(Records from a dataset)

*****

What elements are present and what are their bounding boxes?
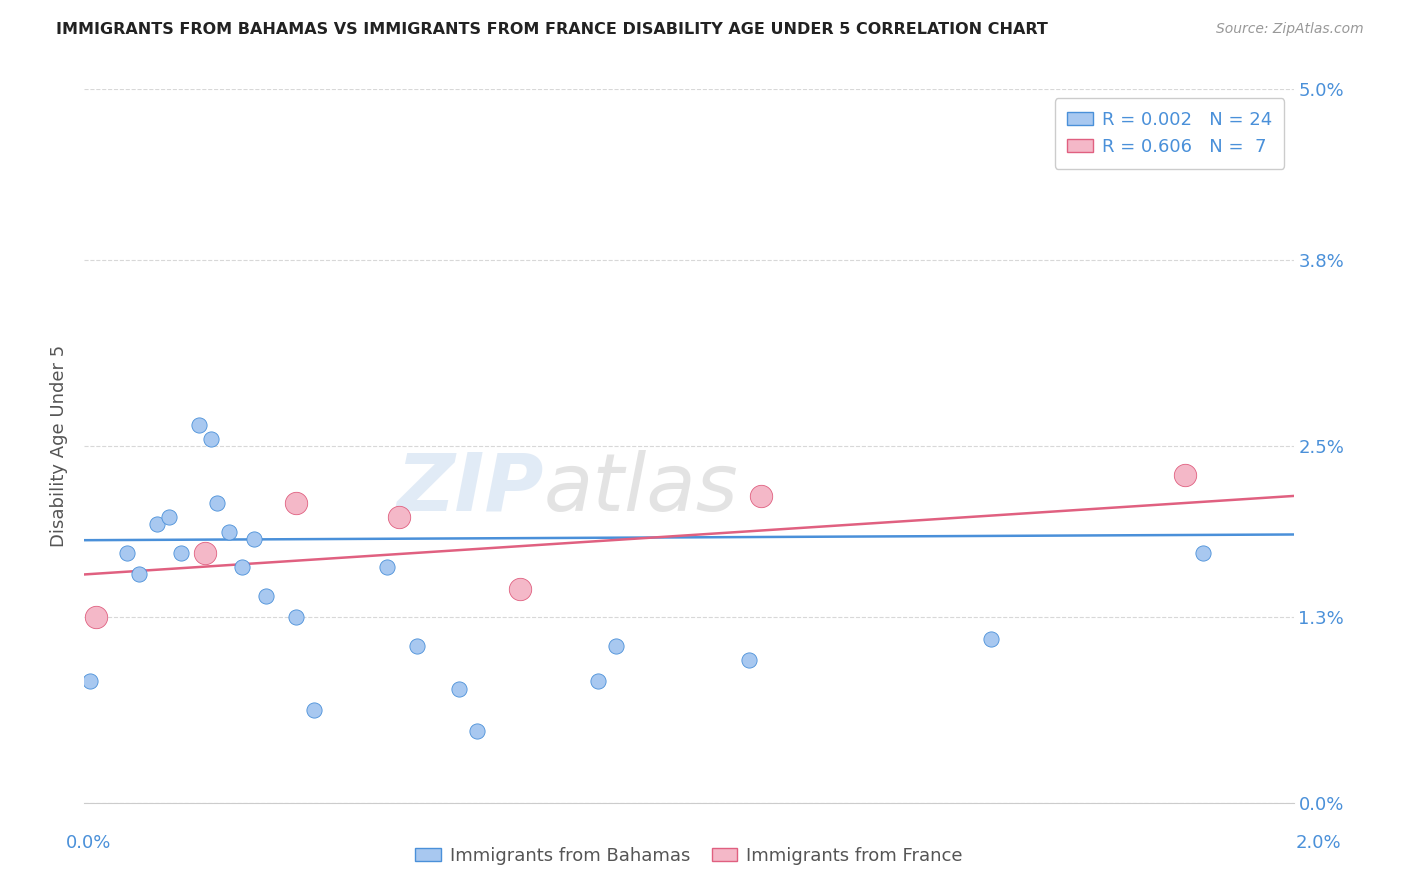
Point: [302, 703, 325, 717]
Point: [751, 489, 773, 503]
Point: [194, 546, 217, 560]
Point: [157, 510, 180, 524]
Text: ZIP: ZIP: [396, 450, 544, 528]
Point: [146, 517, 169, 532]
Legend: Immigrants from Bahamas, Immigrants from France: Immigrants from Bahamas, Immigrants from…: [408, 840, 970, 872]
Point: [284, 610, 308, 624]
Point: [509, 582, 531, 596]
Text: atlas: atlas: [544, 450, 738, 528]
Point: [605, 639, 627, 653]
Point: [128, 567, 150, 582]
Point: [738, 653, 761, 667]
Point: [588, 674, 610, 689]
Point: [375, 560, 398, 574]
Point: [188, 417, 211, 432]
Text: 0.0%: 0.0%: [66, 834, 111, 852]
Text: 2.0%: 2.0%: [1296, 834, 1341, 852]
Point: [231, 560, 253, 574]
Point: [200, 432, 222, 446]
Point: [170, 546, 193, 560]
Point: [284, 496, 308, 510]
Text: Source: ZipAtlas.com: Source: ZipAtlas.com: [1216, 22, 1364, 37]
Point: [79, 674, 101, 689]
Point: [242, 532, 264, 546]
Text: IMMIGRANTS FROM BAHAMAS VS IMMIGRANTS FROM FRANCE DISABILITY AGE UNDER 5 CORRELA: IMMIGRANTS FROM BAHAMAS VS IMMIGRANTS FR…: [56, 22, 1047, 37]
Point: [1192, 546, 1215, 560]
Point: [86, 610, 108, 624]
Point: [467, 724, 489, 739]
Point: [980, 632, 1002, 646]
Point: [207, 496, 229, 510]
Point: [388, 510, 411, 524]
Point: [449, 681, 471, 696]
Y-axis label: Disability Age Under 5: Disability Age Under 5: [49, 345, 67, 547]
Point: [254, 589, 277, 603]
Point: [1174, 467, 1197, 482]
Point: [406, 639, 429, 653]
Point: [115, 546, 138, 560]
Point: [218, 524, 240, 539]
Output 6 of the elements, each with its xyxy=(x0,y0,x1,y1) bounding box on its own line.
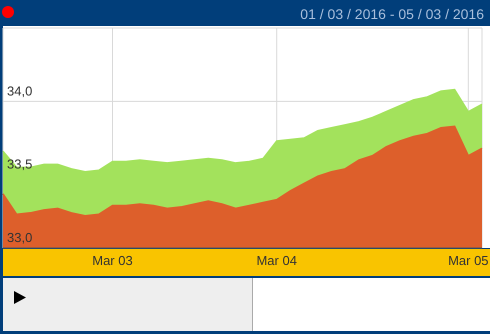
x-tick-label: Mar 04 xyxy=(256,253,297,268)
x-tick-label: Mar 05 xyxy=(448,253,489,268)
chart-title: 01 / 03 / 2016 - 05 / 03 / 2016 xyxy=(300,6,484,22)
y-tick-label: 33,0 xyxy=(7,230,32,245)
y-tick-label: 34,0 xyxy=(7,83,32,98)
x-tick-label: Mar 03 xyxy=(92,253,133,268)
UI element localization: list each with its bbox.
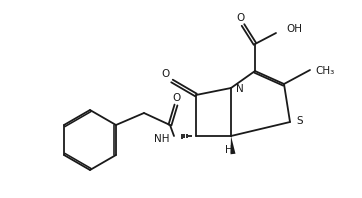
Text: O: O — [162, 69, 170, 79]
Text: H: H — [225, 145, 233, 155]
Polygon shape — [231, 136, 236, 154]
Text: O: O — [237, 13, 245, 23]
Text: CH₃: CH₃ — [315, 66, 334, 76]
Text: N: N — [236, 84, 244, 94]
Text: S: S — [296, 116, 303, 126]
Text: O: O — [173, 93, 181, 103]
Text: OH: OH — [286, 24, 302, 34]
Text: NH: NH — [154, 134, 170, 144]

*****

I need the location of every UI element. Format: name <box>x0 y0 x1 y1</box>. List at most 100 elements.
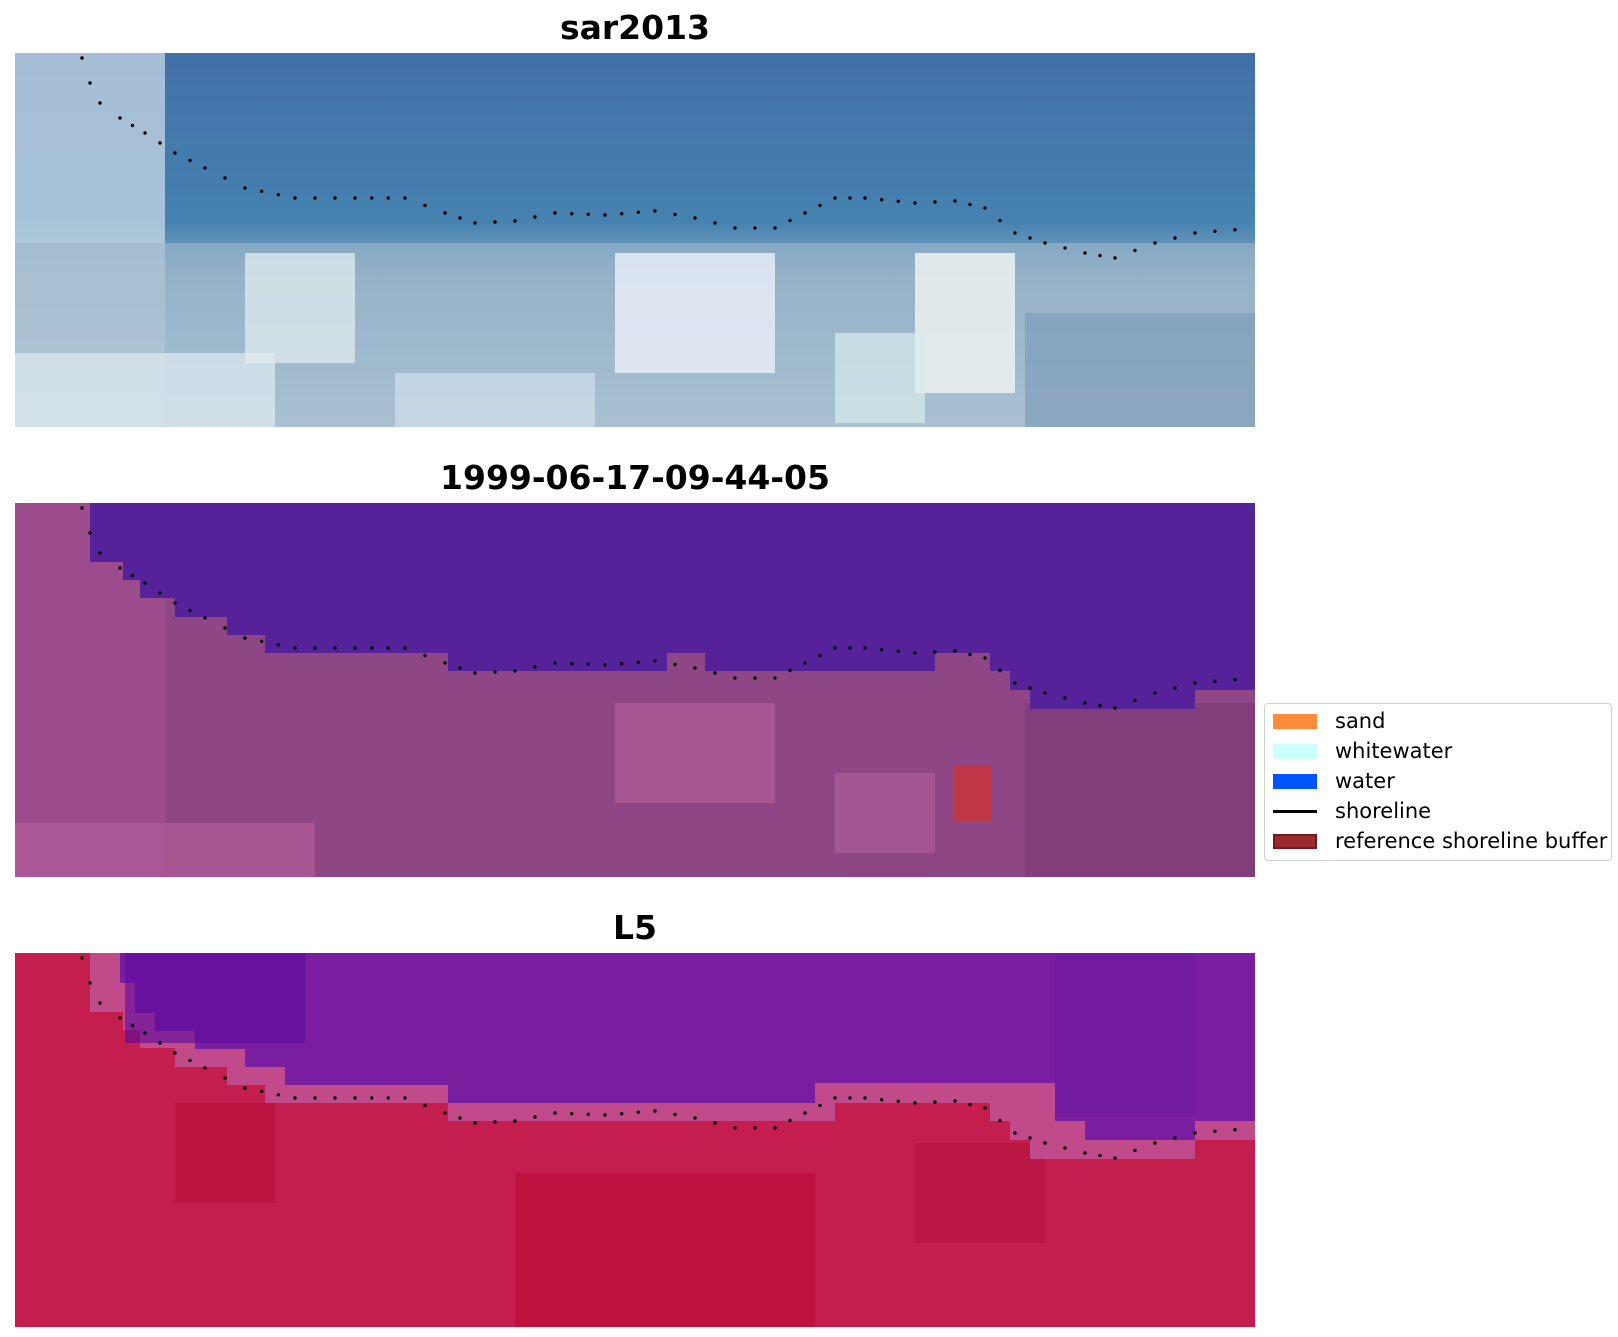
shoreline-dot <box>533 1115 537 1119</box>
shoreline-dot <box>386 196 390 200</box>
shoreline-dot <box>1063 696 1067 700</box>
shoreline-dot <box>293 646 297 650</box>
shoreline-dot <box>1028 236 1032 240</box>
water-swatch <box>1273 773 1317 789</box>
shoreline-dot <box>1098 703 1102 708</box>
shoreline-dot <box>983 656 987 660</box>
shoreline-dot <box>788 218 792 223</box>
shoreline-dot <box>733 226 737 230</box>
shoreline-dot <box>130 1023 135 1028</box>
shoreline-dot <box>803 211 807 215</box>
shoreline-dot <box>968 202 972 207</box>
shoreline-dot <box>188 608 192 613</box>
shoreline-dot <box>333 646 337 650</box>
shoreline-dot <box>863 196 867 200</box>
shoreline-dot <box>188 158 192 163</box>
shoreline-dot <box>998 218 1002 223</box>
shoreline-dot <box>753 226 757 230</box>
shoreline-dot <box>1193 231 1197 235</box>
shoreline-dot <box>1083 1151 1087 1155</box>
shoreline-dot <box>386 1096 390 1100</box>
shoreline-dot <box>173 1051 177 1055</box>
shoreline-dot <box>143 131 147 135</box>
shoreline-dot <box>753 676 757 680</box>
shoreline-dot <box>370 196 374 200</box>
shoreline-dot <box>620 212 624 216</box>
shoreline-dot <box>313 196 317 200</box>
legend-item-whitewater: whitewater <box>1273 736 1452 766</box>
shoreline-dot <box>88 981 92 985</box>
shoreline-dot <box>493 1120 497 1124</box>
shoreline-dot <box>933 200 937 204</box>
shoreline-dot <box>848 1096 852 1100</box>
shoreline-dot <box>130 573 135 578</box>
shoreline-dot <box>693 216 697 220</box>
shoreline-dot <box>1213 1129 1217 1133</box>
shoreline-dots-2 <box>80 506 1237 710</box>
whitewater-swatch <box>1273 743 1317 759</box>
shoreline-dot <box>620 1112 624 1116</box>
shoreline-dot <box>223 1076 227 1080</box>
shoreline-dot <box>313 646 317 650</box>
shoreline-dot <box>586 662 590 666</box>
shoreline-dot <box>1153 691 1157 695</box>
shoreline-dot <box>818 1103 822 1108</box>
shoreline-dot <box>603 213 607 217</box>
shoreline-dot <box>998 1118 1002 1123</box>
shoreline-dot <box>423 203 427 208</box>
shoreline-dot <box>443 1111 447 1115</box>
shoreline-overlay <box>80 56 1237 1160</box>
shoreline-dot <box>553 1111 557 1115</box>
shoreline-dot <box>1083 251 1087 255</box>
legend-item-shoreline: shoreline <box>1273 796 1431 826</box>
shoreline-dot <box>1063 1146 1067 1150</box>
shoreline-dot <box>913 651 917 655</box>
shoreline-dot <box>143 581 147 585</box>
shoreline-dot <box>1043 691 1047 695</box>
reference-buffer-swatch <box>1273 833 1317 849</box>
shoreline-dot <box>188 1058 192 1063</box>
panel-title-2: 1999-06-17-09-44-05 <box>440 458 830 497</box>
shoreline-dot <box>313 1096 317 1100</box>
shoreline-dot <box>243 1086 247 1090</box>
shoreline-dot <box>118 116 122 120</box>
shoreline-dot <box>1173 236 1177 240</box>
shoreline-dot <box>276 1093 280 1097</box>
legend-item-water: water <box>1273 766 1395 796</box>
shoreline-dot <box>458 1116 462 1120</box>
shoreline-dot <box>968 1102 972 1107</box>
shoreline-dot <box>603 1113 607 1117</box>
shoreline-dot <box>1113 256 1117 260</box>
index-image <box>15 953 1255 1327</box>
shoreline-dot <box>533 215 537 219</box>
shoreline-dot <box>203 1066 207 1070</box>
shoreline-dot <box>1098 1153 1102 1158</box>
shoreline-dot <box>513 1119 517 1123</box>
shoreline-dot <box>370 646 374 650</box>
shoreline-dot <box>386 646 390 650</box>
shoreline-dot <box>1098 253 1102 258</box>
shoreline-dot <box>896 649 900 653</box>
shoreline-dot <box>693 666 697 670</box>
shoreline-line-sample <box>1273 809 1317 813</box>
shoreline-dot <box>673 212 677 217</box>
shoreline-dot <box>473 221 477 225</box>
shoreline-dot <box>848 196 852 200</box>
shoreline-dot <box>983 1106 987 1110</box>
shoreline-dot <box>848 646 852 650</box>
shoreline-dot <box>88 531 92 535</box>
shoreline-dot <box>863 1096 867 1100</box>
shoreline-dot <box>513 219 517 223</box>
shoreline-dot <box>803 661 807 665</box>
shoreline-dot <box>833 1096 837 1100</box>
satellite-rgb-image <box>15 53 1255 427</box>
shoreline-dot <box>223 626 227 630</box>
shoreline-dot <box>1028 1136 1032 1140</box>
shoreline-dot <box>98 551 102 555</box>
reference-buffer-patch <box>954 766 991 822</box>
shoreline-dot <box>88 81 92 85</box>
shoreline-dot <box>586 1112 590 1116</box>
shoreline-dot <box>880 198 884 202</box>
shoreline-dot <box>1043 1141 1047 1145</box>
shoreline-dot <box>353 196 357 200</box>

*****

Reproduce the part of the listing that opens with the line containing "shoreline-dot <box>533 1115 537 1119</box>" and closes with the line containing "shoreline-dot <box>188 608 192 613</box>", including both of those lines.

**Full solution**.
shoreline-dot <box>533 1115 537 1119</box>
shoreline-dot <box>386 196 390 200</box>
shoreline-dot <box>1063 696 1067 700</box>
shoreline-dot <box>293 646 297 650</box>
shoreline-dot <box>1028 236 1032 240</box>
water-swatch <box>1273 773 1317 789</box>
shoreline-dot <box>1098 703 1102 708</box>
shoreline-dot <box>983 656 987 660</box>
shoreline-dot <box>788 218 792 223</box>
shoreline-dot <box>733 226 737 230</box>
shoreline-dot <box>130 1023 135 1028</box>
shoreline-dot <box>803 211 807 215</box>
shoreline-dot <box>968 202 972 207</box>
shoreline-dot <box>188 608 192 613</box>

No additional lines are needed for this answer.